TASK PROMPT: Filter the records for lines holding the string "produzione".

PROVIDED RECORDS:
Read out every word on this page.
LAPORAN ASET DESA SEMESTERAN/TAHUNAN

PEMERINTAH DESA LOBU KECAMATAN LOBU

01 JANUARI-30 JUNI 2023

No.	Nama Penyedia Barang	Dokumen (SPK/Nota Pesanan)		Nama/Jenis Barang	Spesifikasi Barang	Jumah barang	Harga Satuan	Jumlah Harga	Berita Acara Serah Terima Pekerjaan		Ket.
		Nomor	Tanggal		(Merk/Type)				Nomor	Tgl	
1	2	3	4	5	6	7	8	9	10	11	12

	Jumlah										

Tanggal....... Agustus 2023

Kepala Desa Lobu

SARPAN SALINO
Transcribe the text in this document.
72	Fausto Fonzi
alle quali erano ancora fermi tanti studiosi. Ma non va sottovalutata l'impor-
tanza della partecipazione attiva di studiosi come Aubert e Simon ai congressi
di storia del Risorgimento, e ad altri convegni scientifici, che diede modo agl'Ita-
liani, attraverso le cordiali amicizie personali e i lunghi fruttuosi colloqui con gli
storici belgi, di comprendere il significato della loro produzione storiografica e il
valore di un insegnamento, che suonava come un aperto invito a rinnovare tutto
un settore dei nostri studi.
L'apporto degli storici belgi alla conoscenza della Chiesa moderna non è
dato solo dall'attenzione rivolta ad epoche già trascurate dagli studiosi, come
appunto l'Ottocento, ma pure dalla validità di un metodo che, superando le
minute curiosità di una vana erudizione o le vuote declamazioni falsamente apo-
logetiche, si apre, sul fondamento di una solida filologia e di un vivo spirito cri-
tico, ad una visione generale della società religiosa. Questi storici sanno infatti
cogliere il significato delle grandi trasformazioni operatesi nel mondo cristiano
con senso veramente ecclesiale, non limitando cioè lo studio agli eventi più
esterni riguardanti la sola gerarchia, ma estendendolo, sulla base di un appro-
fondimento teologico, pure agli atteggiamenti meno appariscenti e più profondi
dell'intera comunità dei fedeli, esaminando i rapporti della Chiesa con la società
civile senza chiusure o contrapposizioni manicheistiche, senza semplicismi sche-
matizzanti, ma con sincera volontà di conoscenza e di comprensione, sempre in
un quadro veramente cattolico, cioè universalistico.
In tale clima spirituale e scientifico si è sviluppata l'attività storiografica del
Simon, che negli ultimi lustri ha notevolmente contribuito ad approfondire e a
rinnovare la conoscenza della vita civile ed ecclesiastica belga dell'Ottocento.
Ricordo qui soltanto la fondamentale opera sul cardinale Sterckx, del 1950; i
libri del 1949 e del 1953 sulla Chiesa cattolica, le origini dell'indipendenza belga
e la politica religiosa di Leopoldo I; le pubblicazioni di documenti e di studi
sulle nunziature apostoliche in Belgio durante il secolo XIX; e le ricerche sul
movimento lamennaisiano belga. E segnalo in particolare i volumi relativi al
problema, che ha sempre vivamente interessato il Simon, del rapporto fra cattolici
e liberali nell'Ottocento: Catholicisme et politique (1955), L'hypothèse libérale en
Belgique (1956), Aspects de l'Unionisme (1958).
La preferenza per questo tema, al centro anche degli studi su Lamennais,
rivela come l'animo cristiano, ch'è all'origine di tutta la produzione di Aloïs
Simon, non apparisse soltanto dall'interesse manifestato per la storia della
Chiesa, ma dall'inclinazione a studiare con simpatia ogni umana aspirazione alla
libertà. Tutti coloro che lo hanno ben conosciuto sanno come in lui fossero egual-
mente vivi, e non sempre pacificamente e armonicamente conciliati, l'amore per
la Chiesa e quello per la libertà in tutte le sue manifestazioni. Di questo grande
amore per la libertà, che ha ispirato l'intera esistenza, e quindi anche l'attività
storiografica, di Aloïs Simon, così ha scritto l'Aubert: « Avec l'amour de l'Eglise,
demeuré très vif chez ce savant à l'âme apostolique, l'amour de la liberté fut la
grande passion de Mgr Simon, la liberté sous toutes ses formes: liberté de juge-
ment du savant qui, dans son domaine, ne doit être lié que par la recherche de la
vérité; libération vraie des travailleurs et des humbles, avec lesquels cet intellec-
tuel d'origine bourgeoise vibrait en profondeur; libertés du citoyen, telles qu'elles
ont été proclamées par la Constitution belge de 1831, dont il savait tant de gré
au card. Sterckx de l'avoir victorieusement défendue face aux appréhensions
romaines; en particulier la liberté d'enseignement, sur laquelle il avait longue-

ANSWER TO THIS PROBLEM:
storici belgi, di comprendere il significato della loro produzione storiografica e il
rivela come l'animo cristiano, ch'è all'origine di tutta la produzione di Aloïs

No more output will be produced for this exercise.